- Task description -
Pick out every line that holds the string "waveform" and copy it.

- Records supplied -
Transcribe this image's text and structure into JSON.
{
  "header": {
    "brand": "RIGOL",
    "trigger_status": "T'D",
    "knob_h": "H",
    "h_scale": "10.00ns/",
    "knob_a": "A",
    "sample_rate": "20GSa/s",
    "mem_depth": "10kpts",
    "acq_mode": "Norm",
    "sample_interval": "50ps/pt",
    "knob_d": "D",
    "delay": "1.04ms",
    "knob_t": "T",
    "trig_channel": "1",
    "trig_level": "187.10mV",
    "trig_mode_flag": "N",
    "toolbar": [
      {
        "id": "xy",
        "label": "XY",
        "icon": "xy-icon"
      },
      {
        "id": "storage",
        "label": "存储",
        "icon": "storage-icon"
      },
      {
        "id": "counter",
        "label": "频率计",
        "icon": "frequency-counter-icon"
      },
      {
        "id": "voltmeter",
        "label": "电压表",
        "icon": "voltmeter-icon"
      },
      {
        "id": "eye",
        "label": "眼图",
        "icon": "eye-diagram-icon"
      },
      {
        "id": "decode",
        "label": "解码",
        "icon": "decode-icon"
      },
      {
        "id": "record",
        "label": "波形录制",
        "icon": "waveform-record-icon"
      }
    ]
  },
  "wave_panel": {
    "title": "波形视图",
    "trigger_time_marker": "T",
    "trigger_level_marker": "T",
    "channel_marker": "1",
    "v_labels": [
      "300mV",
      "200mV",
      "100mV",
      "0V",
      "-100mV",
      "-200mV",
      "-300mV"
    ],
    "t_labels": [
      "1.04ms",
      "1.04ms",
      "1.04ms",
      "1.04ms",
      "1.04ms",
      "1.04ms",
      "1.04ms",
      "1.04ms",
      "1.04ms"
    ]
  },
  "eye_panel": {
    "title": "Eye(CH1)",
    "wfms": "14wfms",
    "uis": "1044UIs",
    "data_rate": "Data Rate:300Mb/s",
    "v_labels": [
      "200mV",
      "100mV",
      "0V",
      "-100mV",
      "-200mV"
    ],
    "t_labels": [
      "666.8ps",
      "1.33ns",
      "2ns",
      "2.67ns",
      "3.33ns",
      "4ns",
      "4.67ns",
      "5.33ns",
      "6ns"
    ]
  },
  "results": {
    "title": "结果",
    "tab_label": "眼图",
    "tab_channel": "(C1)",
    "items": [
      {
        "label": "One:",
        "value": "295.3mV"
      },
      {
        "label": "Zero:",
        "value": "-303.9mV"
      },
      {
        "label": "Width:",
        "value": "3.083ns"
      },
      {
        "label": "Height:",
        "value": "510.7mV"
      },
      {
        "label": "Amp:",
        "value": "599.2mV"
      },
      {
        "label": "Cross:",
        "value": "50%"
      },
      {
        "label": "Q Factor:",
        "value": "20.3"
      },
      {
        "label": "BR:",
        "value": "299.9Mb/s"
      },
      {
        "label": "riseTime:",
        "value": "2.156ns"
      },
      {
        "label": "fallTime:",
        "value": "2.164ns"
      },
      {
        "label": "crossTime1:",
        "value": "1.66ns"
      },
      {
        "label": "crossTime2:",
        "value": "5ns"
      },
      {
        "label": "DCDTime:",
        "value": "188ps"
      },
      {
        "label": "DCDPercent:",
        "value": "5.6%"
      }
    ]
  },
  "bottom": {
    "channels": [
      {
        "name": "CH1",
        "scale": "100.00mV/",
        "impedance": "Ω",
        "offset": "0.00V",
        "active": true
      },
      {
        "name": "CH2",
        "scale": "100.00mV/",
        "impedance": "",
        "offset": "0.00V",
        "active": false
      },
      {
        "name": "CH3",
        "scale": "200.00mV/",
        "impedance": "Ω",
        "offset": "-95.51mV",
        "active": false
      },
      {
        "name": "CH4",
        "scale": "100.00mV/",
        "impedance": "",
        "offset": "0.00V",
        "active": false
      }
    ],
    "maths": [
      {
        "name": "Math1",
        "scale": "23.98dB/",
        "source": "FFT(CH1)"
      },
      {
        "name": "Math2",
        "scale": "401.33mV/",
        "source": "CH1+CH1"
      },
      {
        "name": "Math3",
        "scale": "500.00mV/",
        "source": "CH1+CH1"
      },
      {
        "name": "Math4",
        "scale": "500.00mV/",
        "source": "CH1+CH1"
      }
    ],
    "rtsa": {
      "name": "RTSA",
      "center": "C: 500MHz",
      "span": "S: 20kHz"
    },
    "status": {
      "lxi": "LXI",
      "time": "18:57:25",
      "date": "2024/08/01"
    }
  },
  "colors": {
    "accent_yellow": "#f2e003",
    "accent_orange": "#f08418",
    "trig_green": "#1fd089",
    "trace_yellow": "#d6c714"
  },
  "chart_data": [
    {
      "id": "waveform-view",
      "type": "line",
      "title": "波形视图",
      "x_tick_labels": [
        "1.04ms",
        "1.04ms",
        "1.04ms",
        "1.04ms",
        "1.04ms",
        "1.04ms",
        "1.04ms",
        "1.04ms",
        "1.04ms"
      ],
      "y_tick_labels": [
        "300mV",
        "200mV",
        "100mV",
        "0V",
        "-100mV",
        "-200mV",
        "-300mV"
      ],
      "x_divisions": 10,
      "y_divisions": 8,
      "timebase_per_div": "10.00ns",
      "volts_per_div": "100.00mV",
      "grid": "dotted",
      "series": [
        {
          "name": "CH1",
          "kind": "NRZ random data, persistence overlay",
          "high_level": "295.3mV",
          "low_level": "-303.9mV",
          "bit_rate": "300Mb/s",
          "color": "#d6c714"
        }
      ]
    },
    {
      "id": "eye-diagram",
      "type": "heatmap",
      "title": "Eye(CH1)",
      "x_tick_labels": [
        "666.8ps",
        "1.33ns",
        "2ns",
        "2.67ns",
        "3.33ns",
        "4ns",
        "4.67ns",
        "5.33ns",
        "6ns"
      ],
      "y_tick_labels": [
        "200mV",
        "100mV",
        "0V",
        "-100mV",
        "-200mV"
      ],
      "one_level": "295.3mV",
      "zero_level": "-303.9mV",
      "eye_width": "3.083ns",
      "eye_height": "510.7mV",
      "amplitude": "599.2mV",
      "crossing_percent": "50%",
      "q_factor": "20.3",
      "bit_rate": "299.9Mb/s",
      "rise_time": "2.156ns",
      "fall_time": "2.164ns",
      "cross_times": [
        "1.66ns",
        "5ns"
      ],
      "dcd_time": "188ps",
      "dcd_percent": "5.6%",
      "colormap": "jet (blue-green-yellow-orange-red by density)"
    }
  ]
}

- Full solution -
        "icon": "waveform-record-icon"
      "id": "waveform-view",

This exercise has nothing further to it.